◆ **EXERCISE OBJECTIVE**: Pick out every line of the entries below where "houses" occurs, and copy those lines.

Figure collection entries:
....................

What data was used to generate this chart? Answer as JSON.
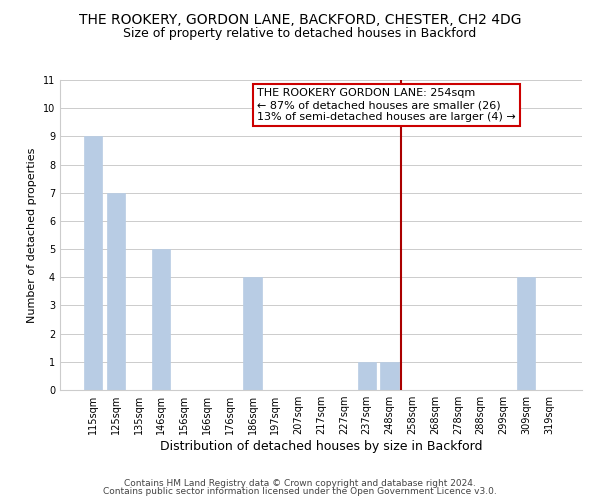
{
  "title": "THE ROOKERY, GORDON LANE, BACKFORD, CHESTER, CH2 4DG",
  "subtitle": "Size of property relative to detached houses in Backford",
  "xlabel": "Distribution of detached houses by size in Backford",
  "ylabel": "Number of detached properties",
  "footer_line1": "Contains HM Land Registry data © Crown copyright and database right 2024.",
  "footer_line2": "Contains public sector information licensed under the Open Government Licence v3.0.",
  "categories": [
    "115sqm",
    "125sqm",
    "135sqm",
    "146sqm",
    "156sqm",
    "166sqm",
    "176sqm",
    "186sqm",
    "197sqm",
    "207sqm",
    "217sqm",
    "227sqm",
    "237sqm",
    "248sqm",
    "258sqm",
    "268sqm",
    "278sqm",
    "288sqm",
    "299sqm",
    "309sqm",
    "319sqm"
  ],
  "values": [
    9,
    7,
    0,
    5,
    0,
    0,
    0,
    4,
    0,
    0,
    0,
    0,
    1,
    1,
    0,
    0,
    0,
    0,
    0,
    4,
    0
  ],
  "bar_color": "#b8cce4",
  "bar_edge_color": "#b8cce4",
  "subject_line_color": "#aa0000",
  "annotation_text": "THE ROOKERY GORDON LANE: 254sqm\n← 87% of detached houses are smaller (26)\n13% of semi-detached houses are larger (4) →",
  "annotation_box_edge_color": "#cc0000",
  "annotation_box_face_color": "#ffffff",
  "ylim": [
    0,
    11
  ],
  "yticks": [
    0,
    1,
    2,
    3,
    4,
    5,
    6,
    7,
    8,
    9,
    10,
    11
  ],
  "grid_color": "#cccccc",
  "background_color": "#ffffff",
  "title_fontsize": 10,
  "subtitle_fontsize": 9,
  "xlabel_fontsize": 9,
  "ylabel_fontsize": 8,
  "tick_fontsize": 7,
  "annotation_fontsize": 8,
  "footer_fontsize": 6.5
}
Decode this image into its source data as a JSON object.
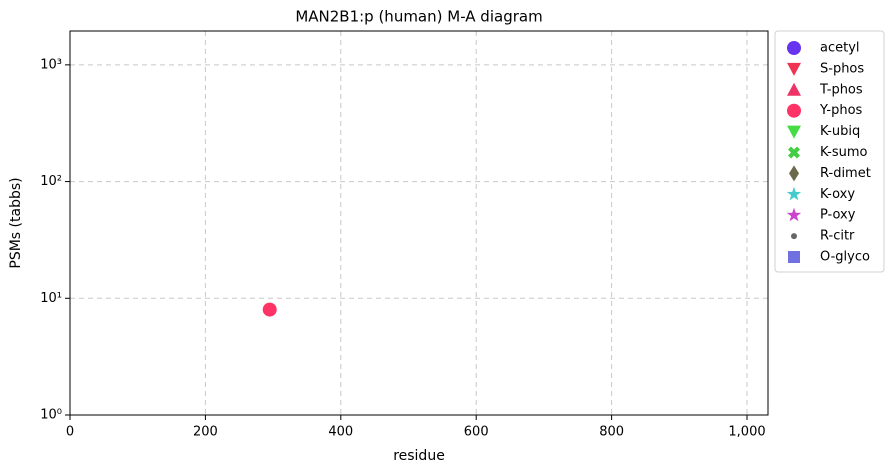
{
  "chart_data": {
    "type": "scatter",
    "title": "MAN2B1:p (human) M-A diagram",
    "x_label": "residue",
    "y_label": "PSMs (tabbs)",
    "xlim": [
      0,
      1031
    ],
    "xticks": [
      0,
      200,
      400,
      600,
      800,
      {
        "value": 1000,
        "label": "1,000"
      }
    ],
    "ylim": [
      1,
      1950
    ],
    "y_log": true,
    "yticks": [
      {
        "value": 1,
        "label": "10⁰"
      },
      {
        "value": 10,
        "label": "10¹"
      },
      {
        "value": 100,
        "label": "10²"
      },
      {
        "value": 1000,
        "label": "10³"
      }
    ],
    "grid": true,
    "legend": "outside-right",
    "series": [
      {
        "name": "acetyl",
        "color": "#6633ee",
        "marker": "circle",
        "x": [],
        "values": []
      },
      {
        "name": "S-phos",
        "color": "#ee3355",
        "marker": "triangle-down",
        "x": [],
        "values": []
      },
      {
        "name": "T-phos",
        "color": "#ee3366",
        "marker": "triangle-up",
        "x": [],
        "values": []
      },
      {
        "name": "Y-phos",
        "color": "#ff3366",
        "marker": "circle",
        "x": [
          295
        ],
        "values": [
          8
        ]
      },
      {
        "name": "K-ubiq",
        "color": "#44dd44",
        "marker": "triangle-down",
        "x": [],
        "values": []
      },
      {
        "name": "K-sumo",
        "color": "#44cc44",
        "marker": "x",
        "x": [],
        "values": []
      },
      {
        "name": "R-dimet",
        "color": "#6b6b4b",
        "marker": "thin-diamond",
        "x": [],
        "values": []
      },
      {
        "name": "K-oxy",
        "color": "#44cccc",
        "marker": "star",
        "x": [],
        "values": []
      },
      {
        "name": "P-oxy",
        "color": "#cc44cc",
        "marker": "star",
        "x": [],
        "values": []
      },
      {
        "name": "R-citr",
        "color": "#666666",
        "marker": "dot",
        "x": [],
        "values": []
      },
      {
        "name": "O-glyco",
        "color": "#7070e0",
        "marker": "square",
        "x": [],
        "values": []
      }
    ]
  }
}
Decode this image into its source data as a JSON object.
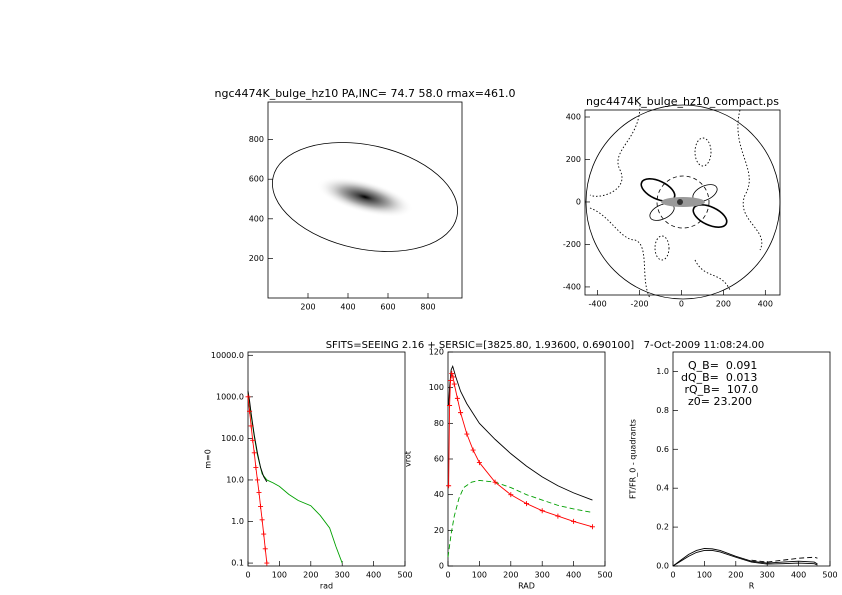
{
  "suptitle": "SFITS=SEEING 2.16 + SERSIC=[3825.80, 1.93600, 0.690100]   7-Oct-2009 11:08:24.00",
  "chart_data": [
    {
      "type": "image",
      "title": "ngc4474K_bulge_hz10 PA,INC= 74.7 58.0 rmax=461.0",
      "xlim": [
        0,
        970
      ],
      "ylim": [
        0,
        990
      ],
      "xticks": [
        200,
        400,
        600,
        800
      ],
      "yticks": [
        200,
        400,
        600,
        800
      ]
    },
    {
      "type": "contour",
      "title": "ngc4474K_bulge_hz10_compact.ps",
      "xlim": [
        -460,
        470
      ],
      "ylim": [
        -438,
        433
      ],
      "xticks": [
        -400,
        -200,
        0,
        200,
        400
      ],
      "yticks": [
        -400,
        -200,
        0,
        200,
        400
      ]
    },
    {
      "type": "line",
      "xlabel": "rad",
      "ylabel": "m=0",
      "ylog": true,
      "xlim": [
        0,
        500
      ],
      "ylim": [
        0.085,
        12000
      ],
      "xticks": [
        0,
        100,
        200,
        300,
        400,
        500
      ],
      "yticks": [
        0.1,
        {
          "value": 1,
          "label": "1.0"
        },
        {
          "value": 10,
          "label": "10.0"
        },
        {
          "value": 100,
          "label": "100.0"
        },
        {
          "value": 1000,
          "label": "1000.0"
        },
        {
          "value": 10000,
          "label": "10000.0"
        }
      ],
      "series": [
        {
          "color": "#00a000",
          "x": [
            0,
            5,
            10,
            20,
            30,
            45,
            60,
            80,
            100,
            130,
            160,
            200,
            230,
            260,
            280,
            300
          ],
          "values": [
            1200,
            700,
            350,
            110,
            40,
            14,
            10,
            8.5,
            7,
            4.5,
            3.2,
            2.4,
            1.4,
            0.7,
            0.25,
            0.1
          ]
        },
        {
          "color": "#000000",
          "x": [
            0,
            5,
            10,
            20,
            30,
            40,
            50,
            60
          ],
          "values": [
            1400,
            800,
            400,
            120,
            45,
            20,
            12,
            9
          ]
        },
        {
          "color": "#ff0000",
          "markers": true,
          "x": [
            0,
            5,
            10,
            15,
            20,
            25,
            30,
            35,
            40,
            45,
            50,
            55,
            60
          ],
          "values": [
            1000,
            450,
            200,
            90,
            45,
            20,
            10,
            5,
            2.3,
            1.1,
            0.5,
            0.22,
            0.1
          ]
        }
      ]
    },
    {
      "type": "line",
      "xlabel": "RAD",
      "ylabel": "vrot",
      "xlim": [
        0,
        500
      ],
      "ylim": [
        0,
        120
      ],
      "xticks": [
        0,
        100,
        200,
        300,
        400,
        500
      ],
      "yticks": [
        0,
        20,
        40,
        60,
        80,
        100,
        120
      ],
      "series": [
        {
          "color": "#000000",
          "x": [
            2,
            5,
            10,
            15,
            25,
            40,
            60,
            100,
            150,
            200,
            250,
            300,
            350,
            400,
            460
          ],
          "values": [
            90,
            100,
            110,
            112,
            106,
            98,
            91,
            80,
            71,
            63,
            56,
            50,
            45,
            41,
            37
          ]
        },
        {
          "color": "#00a000",
          "dash": true,
          "x": [
            0,
            10,
            20,
            35,
            50,
            75,
            100,
            150,
            200,
            250,
            300,
            350,
            400,
            460
          ],
          "values": [
            5,
            18,
            28,
            38,
            44,
            47,
            48,
            47,
            44,
            40,
            37,
            34,
            32,
            30
          ]
        },
        {
          "color": "#ff0000",
          "markers": true,
          "x": [
            2,
            5,
            8,
            12,
            16,
            20,
            30,
            40,
            60,
            80,
            100,
            150,
            200,
            250,
            300,
            350,
            400,
            460
          ],
          "values": [
            45,
            90,
            104,
            108,
            106,
            102,
            94,
            86,
            74,
            65,
            58,
            47,
            40,
            35,
            31,
            28,
            25,
            22
          ]
        }
      ]
    },
    {
      "type": "line",
      "xlabel": "R",
      "ylabel": "FT/FR_0 - quadrants",
      "annotations": [
        "  Q_B=  0.091",
        "dQ_B=  0.013",
        " rQ_B=  107.0",
        "  z0= 23.200"
      ],
      "xlim": [
        0,
        500
      ],
      "ylim": [
        0,
        1.1
      ],
      "xticks": [
        0,
        100,
        200,
        300,
        400,
        500
      ],
      "yticks": [
        {
          "value": 0,
          "label": "0.0"
        },
        0.2,
        0.4,
        0.6,
        0.8,
        {
          "value": 1,
          "label": "1.0"
        }
      ],
      "series": [
        {
          "color": "#000000",
          "x": [
            0,
            25,
            50,
            75,
            100,
            125,
            150,
            200,
            250,
            300,
            350,
            400,
            450,
            460
          ],
          "values": [
            0,
            0.03,
            0.06,
            0.08,
            0.09,
            0.088,
            0.08,
            0.05,
            0.025,
            0.015,
            0.02,
            0.025,
            0.02,
            0.01
          ]
        },
        {
          "color": "#000000",
          "x": [
            0,
            25,
            50,
            75,
            100,
            125,
            150,
            200,
            250,
            300,
            350,
            400,
            450,
            460
          ],
          "values": [
            0,
            0.025,
            0.05,
            0.07,
            0.08,
            0.08,
            0.072,
            0.045,
            0.02,
            0.01,
            0.012,
            0.015,
            0.012,
            0.005
          ]
        },
        {
          "color": "#000000",
          "dash": true,
          "x": [
            250,
            300,
            350,
            400,
            450,
            460
          ],
          "values": [
            0.03,
            0.02,
            0.03,
            0.04,
            0.045,
            0.04
          ]
        }
      ]
    }
  ]
}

....................

◆ **CORRECT RESPONSE**:
  "subtitle": "Size of property relative to detached houses in Backford",
  "xlabel": "Distribution of detached houses by size in Backford",
  "annotation_text": "THE ROOKERY GORDON LANE: 254sqm\n← 87% of detached houses are smaller (26)\n13% of semi-detached houses are larger (4) →",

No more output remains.